### MATERIAL

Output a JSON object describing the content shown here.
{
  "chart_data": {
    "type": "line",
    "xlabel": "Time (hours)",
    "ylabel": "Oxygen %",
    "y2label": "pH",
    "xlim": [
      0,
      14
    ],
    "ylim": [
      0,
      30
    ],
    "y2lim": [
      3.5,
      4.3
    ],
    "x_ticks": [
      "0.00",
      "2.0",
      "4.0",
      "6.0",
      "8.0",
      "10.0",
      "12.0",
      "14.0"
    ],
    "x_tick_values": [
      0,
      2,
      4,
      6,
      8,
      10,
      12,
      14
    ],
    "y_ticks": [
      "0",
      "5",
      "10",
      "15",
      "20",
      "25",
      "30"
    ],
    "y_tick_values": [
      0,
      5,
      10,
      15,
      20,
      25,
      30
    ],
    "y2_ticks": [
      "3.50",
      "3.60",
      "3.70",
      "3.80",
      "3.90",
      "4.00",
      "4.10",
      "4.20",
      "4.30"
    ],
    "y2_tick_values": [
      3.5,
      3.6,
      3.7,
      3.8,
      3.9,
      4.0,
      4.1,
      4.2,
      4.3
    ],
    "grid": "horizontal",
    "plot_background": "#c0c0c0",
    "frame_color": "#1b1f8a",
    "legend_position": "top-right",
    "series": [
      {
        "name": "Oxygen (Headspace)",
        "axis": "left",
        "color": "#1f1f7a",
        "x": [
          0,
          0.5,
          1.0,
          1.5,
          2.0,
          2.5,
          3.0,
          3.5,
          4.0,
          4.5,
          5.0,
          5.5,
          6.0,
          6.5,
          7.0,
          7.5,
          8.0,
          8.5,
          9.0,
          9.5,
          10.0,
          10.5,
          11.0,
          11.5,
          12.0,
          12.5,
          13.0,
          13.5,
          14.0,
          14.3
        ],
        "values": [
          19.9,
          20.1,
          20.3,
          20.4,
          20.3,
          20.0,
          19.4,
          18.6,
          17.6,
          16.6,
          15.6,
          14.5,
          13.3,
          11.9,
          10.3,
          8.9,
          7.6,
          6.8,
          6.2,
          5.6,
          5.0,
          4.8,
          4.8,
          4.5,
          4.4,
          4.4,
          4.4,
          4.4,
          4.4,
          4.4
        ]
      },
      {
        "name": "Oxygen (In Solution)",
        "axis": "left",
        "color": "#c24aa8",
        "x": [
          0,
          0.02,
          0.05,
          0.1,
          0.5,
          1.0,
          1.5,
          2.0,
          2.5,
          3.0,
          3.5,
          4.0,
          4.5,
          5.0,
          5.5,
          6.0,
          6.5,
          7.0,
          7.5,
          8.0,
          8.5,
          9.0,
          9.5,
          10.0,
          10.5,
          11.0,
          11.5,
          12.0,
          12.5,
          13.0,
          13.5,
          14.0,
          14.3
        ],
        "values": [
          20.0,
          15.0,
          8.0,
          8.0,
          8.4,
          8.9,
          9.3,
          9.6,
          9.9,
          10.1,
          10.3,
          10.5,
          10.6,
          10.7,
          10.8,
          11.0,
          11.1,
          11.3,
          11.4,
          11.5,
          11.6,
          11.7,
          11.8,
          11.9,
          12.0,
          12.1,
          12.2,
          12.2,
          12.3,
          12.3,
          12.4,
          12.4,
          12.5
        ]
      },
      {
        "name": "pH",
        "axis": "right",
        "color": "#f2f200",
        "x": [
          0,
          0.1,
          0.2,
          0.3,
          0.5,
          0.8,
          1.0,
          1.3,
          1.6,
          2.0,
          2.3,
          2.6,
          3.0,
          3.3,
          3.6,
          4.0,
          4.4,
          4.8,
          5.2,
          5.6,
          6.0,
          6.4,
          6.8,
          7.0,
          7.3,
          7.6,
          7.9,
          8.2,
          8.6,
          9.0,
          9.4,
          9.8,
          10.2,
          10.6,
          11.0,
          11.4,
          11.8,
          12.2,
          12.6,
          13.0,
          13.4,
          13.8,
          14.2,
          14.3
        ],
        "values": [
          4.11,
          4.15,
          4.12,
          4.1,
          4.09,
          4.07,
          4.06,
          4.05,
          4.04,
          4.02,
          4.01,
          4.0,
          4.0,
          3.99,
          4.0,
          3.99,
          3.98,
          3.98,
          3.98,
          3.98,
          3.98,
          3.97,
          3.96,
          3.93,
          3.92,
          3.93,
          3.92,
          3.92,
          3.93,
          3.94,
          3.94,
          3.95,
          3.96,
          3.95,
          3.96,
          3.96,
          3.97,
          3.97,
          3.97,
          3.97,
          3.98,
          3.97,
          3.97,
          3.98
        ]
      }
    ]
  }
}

### WHAT THE EXERCISE ASKS
Print the whole listing exactly as it is.

### EXERCISE SOLUTION
Output a JSON object describing the content shown here.
{
  "chart_data": {
    "type": "line",
    "xlabel": "Time (hours)",
    "ylabel": "Oxygen %",
    "y2label": "pH",
    "xlim": [
      0,
      14
    ],
    "ylim": [
      0,
      30
    ],
    "y2lim": [
      3.5,
      4.3
    ],
    "x_ticks": [
      "0.00",
      "2.0",
      "4.0",
      "6.0",
      "8.0",
      "10.0",
      "12.0",
      "14.0"
    ],
    "x_tick_values": [
      0,
      2,
      4,
      6,
      8,
      10,
      12,
      14
    ],
    "y_ticks": [
      "0",
      "5",
      "10",
      "15",
      "20",
      "25",
      "30"
    ],
    "y_tick_values": [
      0,
      5,
      10,
      15,
      20,
      25,
      30
    ],
    "y2_ticks": [
      "3.50",
      "3.60",
      "3.70",
      "3.80",
      "3.90",
      "4.00",
      "4.10",
      "4.20",
      "4.30"
    ],
    "y2_tick_values": [
      3.5,
      3.6,
      3.7,
      3.8,
      3.9,
      4.0,
      4.1,
      4.2,
      4.3
    ],
    "grid": "horizontal",
    "plot_background": "#c0c0c0",
    "frame_color": "#1b1f8a",
    "legend_position": "top-right",
    "series": [
      {
        "name": "Oxygen (Headspace)",
        "axis": "left",
        "color": "#1f1f7a",
        "x": [
          0,
          0.5,
          1.0,
          1.5,
          2.0,
          2.5,
          3.0,
          3.5,
          4.0,
          4.5,
          5.0,
          5.5,
          6.0,
          6.5,
          7.0,
          7.5,
          8.0,
          8.5,
          9.0,
          9.5,
          10.0,
          10.5,
          11.0,
          11.5,
          12.0,
          12.5,
          13.0,
          13.5,
          14.0,
          14.3
        ],
        "values": [
          19.9,
          20.1,
          20.3,
          20.4,
          20.3,
          20.0,
          19.4,
          18.6,
          17.6,
          16.6,
          15.6,
          14.5,
          13.3,
          11.9,
          10.3,
          8.9,
          7.6,
          6.8,
          6.2,
          5.6,
          5.0,
          4.8,
          4.8,
          4.5,
          4.4,
          4.4,
          4.4,
          4.4,
          4.4,
          4.4
        ]
      },
      {
        "name": "Oxygen (In Solution)",
        "axis": "left",
        "color": "#c24aa8",
        "x": [
          0,
          0.02,
          0.05,
          0.1,
          0.5,
          1.0,
          1.5,
          2.0,
          2.5,
          3.0,
          3.5,
          4.0,
          4.5,
          5.0,
          5.5,
          6.0,
          6.5,
          7.0,
          7.5,
          8.0,
          8.5,
          9.0,
          9.5,
          10.0,
          10.5,
          11.0,
          11.5,
          12.0,
          12.5,
          13.0,
          13.5,
          14.0,
          14.3
        ],
        "values": [
          20.0,
          15.0,
          8.0,
          8.0,
          8.4,
          8.9,
          9.3,
          9.6,
          9.9,
          10.1,
          10.3,
          10.5,
          10.6,
          10.7,
          10.8,
          11.0,
          11.1,
          11.3,
          11.4,
          11.5,
          11.6,
          11.7,
          11.8,
          11.9,
          12.0,
          12.1,
          12.2,
          12.2,
          12.3,
          12.3,
          12.4,
          12.4,
          12.5
        ]
      },
      {
        "name": "pH",
        "axis": "right",
        "color": "#f2f200",
        "x": [
          0,
          0.1,
          0.2,
          0.3,
          0.5,
          0.8,
          1.0,
          1.3,
          1.6,
          2.0,
          2.3,
          2.6,
          3.0,
          3.3,
          3.6,
          4.0,
          4.4,
          4.8,
          5.2,
          5.6,
          6.0,
          6.4,
          6.8,
          7.0,
          7.3,
          7.6,
          7.9,
          8.2,
          8.6,
          9.0,
          9.4,
          9.8,
          10.2,
          10.6,
          11.0,
          11.4,
          11.8,
          12.2,
          12.6,
          13.0,
          13.4,
          13.8,
          14.2,
          14.3
        ],
        "values": [
          4.11,
          4.15,
          4.12,
          4.1,
          4.09,
          4.07,
          4.06,
          4.05,
          4.04,
          4.02,
          4.01,
          4.0,
          4.0,
          3.99,
          4.0,
          3.99,
          3.98,
          3.98,
          3.98,
          3.98,
          3.98,
          3.97,
          3.96,
          3.93,
          3.92,
          3.93,
          3.92,
          3.92,
          3.93,
          3.94,
          3.94,
          3.95,
          3.96,
          3.95,
          3.96,
          3.96,
          3.97,
          3.97,
          3.97,
          3.97,
          3.98,
          3.97,
          3.97,
          3.98
        ]
      }
    ]
  }
}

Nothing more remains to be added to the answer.